***** Data for processing *****
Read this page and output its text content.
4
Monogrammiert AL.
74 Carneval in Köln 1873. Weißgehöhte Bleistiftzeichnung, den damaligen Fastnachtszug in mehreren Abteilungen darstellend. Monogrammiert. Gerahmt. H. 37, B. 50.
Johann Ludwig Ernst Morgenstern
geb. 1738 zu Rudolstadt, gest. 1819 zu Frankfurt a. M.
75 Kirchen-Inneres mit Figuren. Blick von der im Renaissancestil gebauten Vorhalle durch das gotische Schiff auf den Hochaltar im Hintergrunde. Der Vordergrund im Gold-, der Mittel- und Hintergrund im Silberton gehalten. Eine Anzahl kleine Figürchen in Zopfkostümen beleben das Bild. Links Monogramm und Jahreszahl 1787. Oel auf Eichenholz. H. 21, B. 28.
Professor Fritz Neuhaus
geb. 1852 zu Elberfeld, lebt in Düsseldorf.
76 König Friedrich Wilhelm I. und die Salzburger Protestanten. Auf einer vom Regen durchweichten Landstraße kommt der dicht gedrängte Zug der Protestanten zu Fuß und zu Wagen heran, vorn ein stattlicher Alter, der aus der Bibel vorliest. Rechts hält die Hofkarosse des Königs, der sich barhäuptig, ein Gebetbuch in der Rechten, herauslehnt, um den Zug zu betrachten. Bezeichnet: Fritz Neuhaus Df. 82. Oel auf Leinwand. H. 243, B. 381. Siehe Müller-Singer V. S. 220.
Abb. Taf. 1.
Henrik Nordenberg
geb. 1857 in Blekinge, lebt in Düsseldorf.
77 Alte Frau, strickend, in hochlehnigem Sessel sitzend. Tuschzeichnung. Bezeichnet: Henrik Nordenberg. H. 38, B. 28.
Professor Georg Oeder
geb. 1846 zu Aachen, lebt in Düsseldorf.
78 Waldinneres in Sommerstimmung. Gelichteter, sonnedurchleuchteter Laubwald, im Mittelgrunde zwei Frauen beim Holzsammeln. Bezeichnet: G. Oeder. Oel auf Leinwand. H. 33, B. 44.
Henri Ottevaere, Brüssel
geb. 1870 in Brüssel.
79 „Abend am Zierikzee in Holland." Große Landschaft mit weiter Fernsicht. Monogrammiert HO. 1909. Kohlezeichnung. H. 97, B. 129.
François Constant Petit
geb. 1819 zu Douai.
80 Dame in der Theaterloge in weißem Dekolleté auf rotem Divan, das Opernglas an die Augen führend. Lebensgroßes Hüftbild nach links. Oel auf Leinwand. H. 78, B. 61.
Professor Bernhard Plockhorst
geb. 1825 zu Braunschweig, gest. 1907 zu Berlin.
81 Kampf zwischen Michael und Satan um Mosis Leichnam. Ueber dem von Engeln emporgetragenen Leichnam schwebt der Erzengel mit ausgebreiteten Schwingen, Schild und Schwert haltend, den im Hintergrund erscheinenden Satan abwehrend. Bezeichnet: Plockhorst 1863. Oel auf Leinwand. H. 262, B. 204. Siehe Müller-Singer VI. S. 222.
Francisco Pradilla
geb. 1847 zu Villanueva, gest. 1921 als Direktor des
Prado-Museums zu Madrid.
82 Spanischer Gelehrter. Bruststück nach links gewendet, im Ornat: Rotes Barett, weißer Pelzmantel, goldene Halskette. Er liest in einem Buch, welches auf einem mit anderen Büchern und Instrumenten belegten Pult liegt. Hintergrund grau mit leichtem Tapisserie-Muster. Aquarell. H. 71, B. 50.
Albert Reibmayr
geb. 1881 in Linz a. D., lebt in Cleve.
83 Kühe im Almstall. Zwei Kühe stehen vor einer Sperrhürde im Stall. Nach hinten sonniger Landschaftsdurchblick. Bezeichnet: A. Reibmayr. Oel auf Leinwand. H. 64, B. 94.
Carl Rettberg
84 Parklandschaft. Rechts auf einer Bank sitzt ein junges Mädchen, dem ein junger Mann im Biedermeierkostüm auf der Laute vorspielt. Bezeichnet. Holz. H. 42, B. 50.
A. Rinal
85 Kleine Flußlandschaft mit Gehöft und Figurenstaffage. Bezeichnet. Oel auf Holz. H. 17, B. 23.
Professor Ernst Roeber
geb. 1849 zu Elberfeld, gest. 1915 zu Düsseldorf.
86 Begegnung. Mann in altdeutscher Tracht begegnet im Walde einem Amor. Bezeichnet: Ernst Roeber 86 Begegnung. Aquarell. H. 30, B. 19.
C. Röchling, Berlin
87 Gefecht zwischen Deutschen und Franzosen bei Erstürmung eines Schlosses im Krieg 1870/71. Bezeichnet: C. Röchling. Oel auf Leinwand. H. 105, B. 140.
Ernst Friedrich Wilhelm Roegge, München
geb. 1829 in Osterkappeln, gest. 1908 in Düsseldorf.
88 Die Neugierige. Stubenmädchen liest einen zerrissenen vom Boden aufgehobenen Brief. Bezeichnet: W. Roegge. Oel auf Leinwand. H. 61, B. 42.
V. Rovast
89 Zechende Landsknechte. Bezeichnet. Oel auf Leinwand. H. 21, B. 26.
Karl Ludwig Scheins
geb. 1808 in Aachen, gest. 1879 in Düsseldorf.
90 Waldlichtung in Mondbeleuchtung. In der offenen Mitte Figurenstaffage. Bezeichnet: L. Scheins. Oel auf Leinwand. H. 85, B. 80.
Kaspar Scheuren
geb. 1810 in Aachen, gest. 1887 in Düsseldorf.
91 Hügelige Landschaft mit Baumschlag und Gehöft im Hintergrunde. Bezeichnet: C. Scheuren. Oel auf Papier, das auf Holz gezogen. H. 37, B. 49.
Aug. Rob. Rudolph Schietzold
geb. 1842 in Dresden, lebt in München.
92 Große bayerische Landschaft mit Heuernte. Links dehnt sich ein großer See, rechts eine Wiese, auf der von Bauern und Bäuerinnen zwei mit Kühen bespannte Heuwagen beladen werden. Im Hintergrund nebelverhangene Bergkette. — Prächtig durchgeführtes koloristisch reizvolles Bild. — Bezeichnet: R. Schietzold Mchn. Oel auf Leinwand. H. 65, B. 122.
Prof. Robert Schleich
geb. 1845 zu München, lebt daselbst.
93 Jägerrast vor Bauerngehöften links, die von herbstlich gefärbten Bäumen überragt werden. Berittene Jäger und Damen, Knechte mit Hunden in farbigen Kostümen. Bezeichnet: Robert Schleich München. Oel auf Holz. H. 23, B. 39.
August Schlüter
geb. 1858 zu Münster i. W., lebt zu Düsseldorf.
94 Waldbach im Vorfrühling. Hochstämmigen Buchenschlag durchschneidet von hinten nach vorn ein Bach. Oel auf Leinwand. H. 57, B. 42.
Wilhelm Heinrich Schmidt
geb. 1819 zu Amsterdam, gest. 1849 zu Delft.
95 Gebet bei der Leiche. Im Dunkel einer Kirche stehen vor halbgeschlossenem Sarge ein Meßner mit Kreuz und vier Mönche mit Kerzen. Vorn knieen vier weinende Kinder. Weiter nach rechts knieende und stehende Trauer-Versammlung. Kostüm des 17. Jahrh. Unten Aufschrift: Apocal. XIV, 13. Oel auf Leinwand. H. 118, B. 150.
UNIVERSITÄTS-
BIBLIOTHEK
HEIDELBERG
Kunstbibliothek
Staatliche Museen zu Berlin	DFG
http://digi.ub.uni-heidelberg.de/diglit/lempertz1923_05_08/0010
*****
***** Data for processing *****
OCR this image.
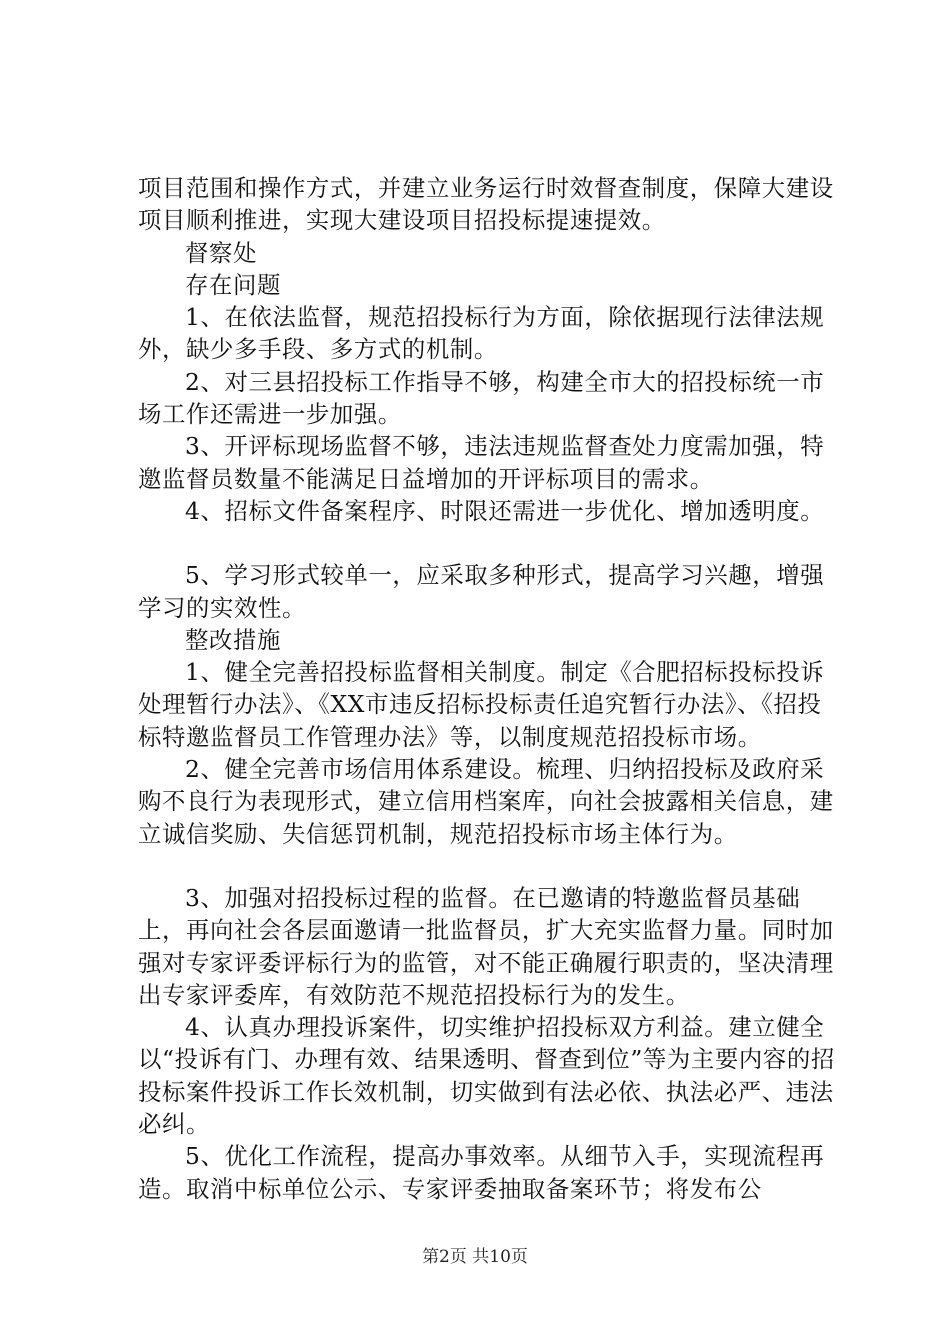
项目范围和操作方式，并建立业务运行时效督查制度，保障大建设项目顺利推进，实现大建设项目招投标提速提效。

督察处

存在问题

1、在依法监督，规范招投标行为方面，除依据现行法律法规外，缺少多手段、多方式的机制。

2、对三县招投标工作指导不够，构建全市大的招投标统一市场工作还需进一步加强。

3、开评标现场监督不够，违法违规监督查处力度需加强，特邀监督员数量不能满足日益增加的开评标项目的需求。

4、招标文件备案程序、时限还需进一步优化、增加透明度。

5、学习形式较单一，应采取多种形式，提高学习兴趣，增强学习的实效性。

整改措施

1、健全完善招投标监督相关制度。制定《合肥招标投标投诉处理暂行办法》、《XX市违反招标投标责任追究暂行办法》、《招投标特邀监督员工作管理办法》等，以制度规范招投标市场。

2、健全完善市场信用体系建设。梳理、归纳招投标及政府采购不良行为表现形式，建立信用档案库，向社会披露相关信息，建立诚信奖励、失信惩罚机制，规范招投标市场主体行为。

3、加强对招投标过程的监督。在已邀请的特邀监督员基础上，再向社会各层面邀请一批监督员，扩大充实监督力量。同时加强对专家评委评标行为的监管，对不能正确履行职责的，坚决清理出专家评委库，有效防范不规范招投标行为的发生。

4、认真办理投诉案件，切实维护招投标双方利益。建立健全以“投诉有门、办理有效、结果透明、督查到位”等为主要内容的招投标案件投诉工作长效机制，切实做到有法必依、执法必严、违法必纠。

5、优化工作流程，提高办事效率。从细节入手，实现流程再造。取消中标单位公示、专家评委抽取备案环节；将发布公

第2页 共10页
*****
Write only the number of lines in the records that include the word "Brüssel".

2